» What to produce
Reproduce every row below verbatim, omitting the picture lines from your output.

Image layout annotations

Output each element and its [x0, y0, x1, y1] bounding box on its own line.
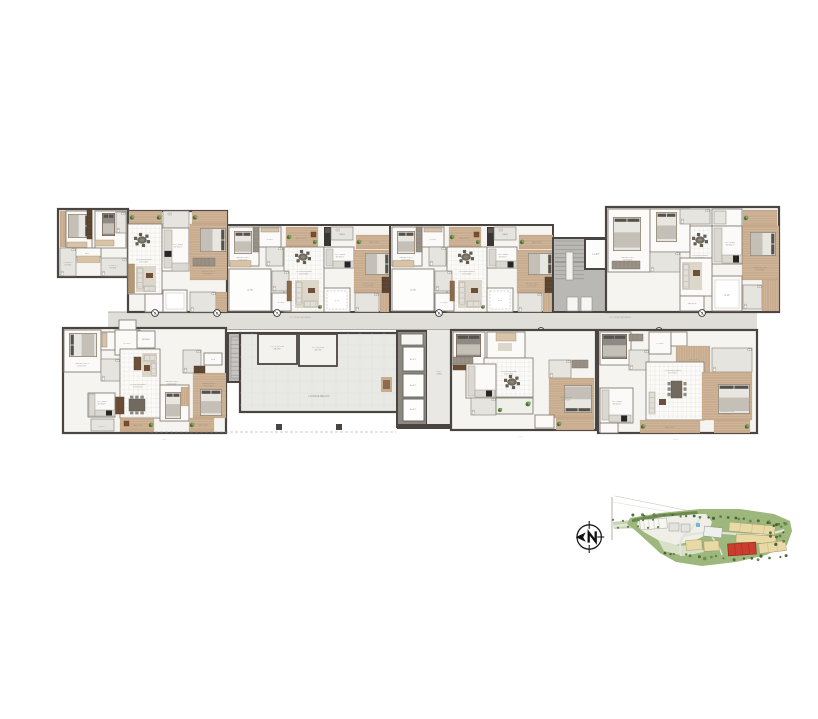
svg-text:8'0"X10'2": 8'0"X10'2": [726, 245, 735, 247]
svg-text:8'0"X10'2": 8'0"X10'2": [499, 257, 508, 259]
svg-text:WICK IN: WICK IN: [689, 359, 697, 361]
svg-text:WASH: WASH: [339, 233, 345, 236]
svg-text:BALCONY: BALCONY: [665, 426, 676, 429]
svg-text:SERVANT: SERVANT: [142, 338, 151, 341]
svg-text:8'0"X10'2": 8'0"X10'2": [174, 247, 183, 249]
svg-text:9: 9: [154, 311, 156, 315]
svg-text:SERVICE: SERVICE: [687, 303, 697, 305]
svg-text:9'10"X12'9": 9'10"X12'9": [204, 386, 214, 388]
svg-text:STUDY: STUDY: [266, 239, 274, 241]
svg-text:8'0"X10'0": 8'0"X10'0": [98, 404, 107, 406]
svg-text:5'0"X8'0": 5'0"X8'0": [64, 265, 72, 267]
svg-text:FOYER: FOYER: [441, 302, 448, 304]
svg-text:11'0"X12'4": 11'0"X12'4": [203, 274, 213, 276]
svg-text:BALCONY: BALCONY: [369, 241, 380, 244]
svg-text:8: 8: [216, 311, 218, 315]
svg-text:8'0"X10'2": 8'0"X10'2": [336, 257, 345, 259]
svg-text:BALCONY: BALCONY: [133, 424, 143, 427]
svg-text:11'0"X12'0": 11'0"X12'0": [561, 400, 571, 402]
svg-text:6.75: 6.75: [247, 288, 253, 292]
svg-text:BALCONY: BALCONY: [532, 241, 543, 244]
svg-text:2 LIFT: 2 LIFT: [592, 253, 600, 256]
svg-text:W.D.: W.D.: [85, 253, 90, 255]
svg-text:11'7"X12'0": 11'7"X12'0": [755, 270, 765, 272]
svg-text:UTILITY: UTILITY: [98, 426, 106, 428]
svg-text:5: 5: [701, 311, 703, 315]
svg-text:NOK: NOK: [211, 359, 216, 361]
svg-text:11'0"X12'0": 11'0"X12'0": [623, 260, 633, 262]
svg-text:A LIFT: A LIFT: [410, 358, 417, 361]
svg-text:BALCONY: BALCONY: [459, 237, 470, 240]
svg-text:LOUNGE BELOW: LOUNGE BELOW: [308, 394, 330, 398]
svg-text:10'2"X11'0": 10'2"X11'0": [527, 286, 537, 288]
svg-text:24'-7": 24'-7": [162, 439, 168, 441]
svg-text:10'0"X11'5": 10'0"X11'5": [167, 384, 177, 386]
svg-text:10'0"X11'5": 10'0"X11'5": [77, 366, 87, 368]
svg-text:11'7"X12'0": 11'7"X12'0": [722, 414, 732, 416]
svg-text:A LIFT: A LIFT: [410, 384, 417, 387]
svg-text:BELOW: BELOW: [315, 350, 322, 352]
svg-text:FOYER: FOYER: [124, 343, 131, 345]
svg-text:BALCONY: BALCONY: [198, 424, 208, 427]
svg-text:FOYER: FOYER: [657, 343, 664, 345]
svg-text:6.75: 6.75: [410, 288, 416, 292]
svg-text:11'0"X16'5": 11'0"X16'5": [139, 262, 149, 264]
svg-text:11'0"X19'5": 11'0"X19'5": [668, 373, 678, 375]
svg-text:FOYER: FOYER: [278, 302, 285, 304]
svg-text:21'-6": 21'-6": [517, 436, 523, 438]
svg-text:A LIFT: A LIFT: [410, 408, 417, 411]
svg-text:6: 6: [438, 311, 440, 315]
svg-text:LOBBY: LOBBY: [436, 374, 443, 376]
svg-text:10'2"X11'0": 10'2"X11'0": [364, 286, 374, 288]
svg-text:23'-2": 23'-2": [673, 439, 679, 441]
svg-text:0.15: 0.15: [725, 294, 730, 297]
svg-text:5'-0" WIDE PASSAGE: 5'-0" WIDE PASSAGE: [289, 316, 311, 319]
svg-text:11'0"X23'0": 11'0"X23'0": [133, 387, 143, 389]
svg-text:BALCONY: BALCONY: [296, 237, 307, 240]
svg-text:5'0"X8'0": 5'0"X8'0": [109, 268, 117, 270]
svg-text:11'0"X16'5": 11'0"X16'5": [299, 274, 309, 276]
svg-text:STUDY: STUDY: [429, 239, 437, 241]
svg-text:WASH: WASH: [502, 233, 508, 236]
svg-text:BELOW: BELOW: [274, 349, 281, 351]
svg-text:5'-0" WIDE PASSAGE: 5'-0" WIDE PASSAGE: [609, 316, 631, 319]
svg-text:8'0"X10'0": 8'0"X10'0": [613, 404, 622, 406]
svg-text:11'0"X16'5": 11'0"X16'5": [462, 274, 472, 276]
svg-text:7: 7: [276, 311, 278, 315]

» Solution below
Output each element and its [x0, y0, x1, y1] bounding box on its own line.
svg-text:8'0"X10'2": 8'0"X10'2": [726, 245, 735, 247]
svg-text:8'0"X10'2": 8'0"X10'2": [499, 257, 508, 259]
svg-text:WICK IN: WICK IN: [689, 359, 697, 361]
svg-text:WASH: WASH: [339, 233, 345, 236]
svg-text:BALCONY: BALCONY: [665, 426, 676, 429]
svg-text:SERVANT: SERVANT: [142, 338, 151, 341]
svg-text:8'0"X10'2": 8'0"X10'2": [174, 247, 183, 249]
svg-text:9: 9: [154, 311, 156, 315]
svg-text:SERVICE: SERVICE: [687, 303, 697, 305]
svg-text:9'10"X12'9": 9'10"X12'9": [204, 386, 214, 388]
svg-text:STUDY: STUDY: [266, 239, 274, 241]
svg-text:8'0"X10'0": 8'0"X10'0": [98, 404, 107, 406]
svg-text:5'0"X8'0": 5'0"X8'0": [64, 265, 72, 267]
svg-text:FOYER: FOYER: [441, 302, 448, 304]
svg-text:11'0"X12'4": 11'0"X12'4": [203, 274, 213, 276]
svg-text:BALCONY: BALCONY: [369, 241, 380, 244]
svg-text:8: 8: [216, 311, 218, 315]
svg-text:8'0"X10'2": 8'0"X10'2": [336, 257, 345, 259]
svg-text:BALCONY: BALCONY: [133, 424, 143, 427]
svg-text:11'0"X12'0": 11'0"X12'0": [561, 400, 571, 402]
svg-text:6.75: 6.75: [247, 288, 253, 292]
svg-text:BALCONY: BALCONY: [532, 241, 543, 244]
svg-text:2 LIFT: 2 LIFT: [592, 253, 600, 256]
svg-text:W.D.: W.D.: [85, 253, 90, 255]
svg-text:11'7"X12'0": 11'7"X12'0": [755, 270, 765, 272]
svg-text:UTILITY: UTILITY: [98, 426, 106, 428]
svg-text:5: 5: [701, 311, 703, 315]
svg-text:NOK: NOK: [211, 359, 216, 361]
svg-text:11'0"X12'0": 11'0"X12'0": [623, 260, 633, 262]
svg-text:A LIFT: A LIFT: [410, 358, 417, 361]
svg-text:BALCONY: BALCONY: [459, 237, 470, 240]
svg-text:LOUNGE BELOW: LOUNGE BELOW: [308, 394, 330, 398]
svg-text:10'2"X11'0": 10'2"X11'0": [527, 286, 537, 288]
svg-text:24'-7": 24'-7": [162, 439, 168, 441]
svg-text:10'0"X11'5": 10'0"X11'5": [167, 384, 177, 386]
svg-text:10'0"X11'5": 10'0"X11'5": [77, 366, 87, 368]
svg-text:11'7"X12'0": 11'7"X12'0": [722, 414, 732, 416]
svg-text:A LIFT: A LIFT: [410, 384, 417, 387]
svg-text:BELOW: BELOW: [315, 350, 322, 352]
svg-text:FOYER: FOYER: [124, 343, 131, 345]
svg-text:BALCONY: BALCONY: [198, 424, 208, 427]
svg-text:FOYER: FOYER: [657, 343, 664, 345]
svg-text:6.75: 6.75: [410, 288, 416, 292]
svg-text:11'0"X16'5": 11'0"X16'5": [139, 262, 149, 264]
svg-text:11'0"X19'5": 11'0"X19'5": [668, 373, 678, 375]
svg-text:FOYER: FOYER: [278, 302, 285, 304]
svg-text:21'-6": 21'-6": [517, 436, 523, 438]
svg-text:A LIFT: A LIFT: [410, 408, 417, 411]
svg-text:6: 6: [438, 311, 440, 315]
svg-text:LOBBY: LOBBY: [436, 374, 443, 376]
svg-text:10'2"X11'0": 10'2"X11'0": [364, 286, 374, 288]
svg-text:23'-2": 23'-2": [673, 439, 679, 441]
svg-text:0.15: 0.15: [725, 294, 730, 297]
svg-text:5'-0" WIDE PASSAGE: 5'-0" WIDE PASSAGE: [289, 316, 311, 319]
svg-text:11'0"X23'0": 11'0"X23'0": [133, 387, 143, 389]
svg-text:BALCONY: BALCONY: [296, 237, 307, 240]
svg-text:5'0"X8'0": 5'0"X8'0": [109, 268, 117, 270]
svg-text:11'0"X16'5": 11'0"X16'5": [299, 274, 309, 276]
svg-text:STUDY: STUDY: [429, 239, 437, 241]
svg-text:WASH: WASH: [502, 233, 508, 236]
svg-text:BELOW: BELOW: [274, 349, 281, 351]
svg-text:5'-0" WIDE PASSAGE: 5'-0" WIDE PASSAGE: [609, 316, 631, 319]
svg-text:8'0"X10'0": 8'0"X10'0": [613, 404, 622, 406]
svg-text:11'0"X16'5": 11'0"X16'5": [462, 274, 472, 276]
svg-text:7: 7: [276, 311, 278, 315]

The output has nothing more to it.